### [WHAT IS BEING ASKED]
Repeat every record exactly, but keep images out of the copy.

-- START OF AVAILABLE RECORDS --

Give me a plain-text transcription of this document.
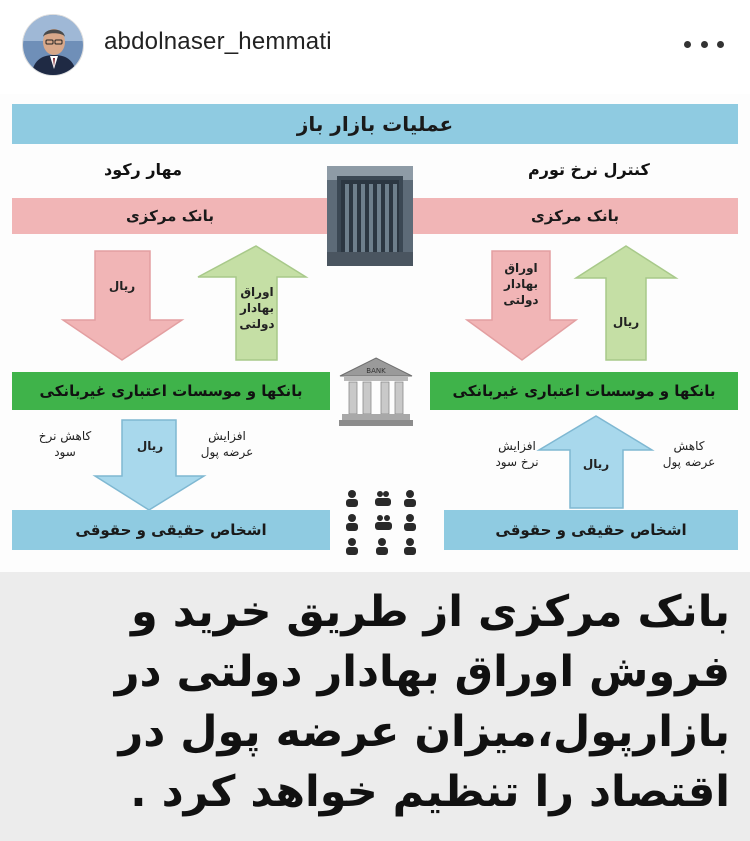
abdolnaser_hemmati
عملیات بازار باز
مهار رکود	کنترل نرخ تورم
بانک مرکزی	بانک مرکزی
ریال	اوراق بهادار دولتی
اوراق بهادار دولتی
ریال
BANK
بانکها و موسسات اعتباری غیربانکی	بانکها و موسسات اعتباری غیربانکی
کاهش نرخ سود	ریال
افزایش عرضه پول	افزایش نرخ سود	ریال
کاهش عرضه پول
اشخاص حقیقی و حقوقی	اشخاص حقیقی و حقوقی
بانک مرکزی از طریق خرید و فروش اوراق بهادار دولتی در بازارپول،میزان عرضه پول در اقتصاد را تنظیم خواهد کرد .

-- END OF AVAILABLE RECORDS --

### [FINISHED EXERCISE]
Give me a plain-text transcription of this document.
abdolnaser_hemmati
عملیات بازار باز
مهار رکود	کنترل نرخ تورم
بانک مرکزی	بانک مرکزی
ریال	اوراق بهادار دولتی
اوراق بهادار دولتی
ریال
BANK
بانکها و موسسات اعتباری غیربانکی	بانکها و موسسات اعتباری غیربانکی
کاهش نرخ سود	ریال
افزایش عرضه پول	افزایش نرخ سود	ریال
کاهش عرضه پول
اشخاص حقیقی و حقوقی	اشخاص حقیقی و حقوقی
بانک مرکزی از طریق خرید و فروش اوراق بهادار دولتی در بازارپول،میزان عرضه پول در اقتصاد را تنظیم خواهد کرد .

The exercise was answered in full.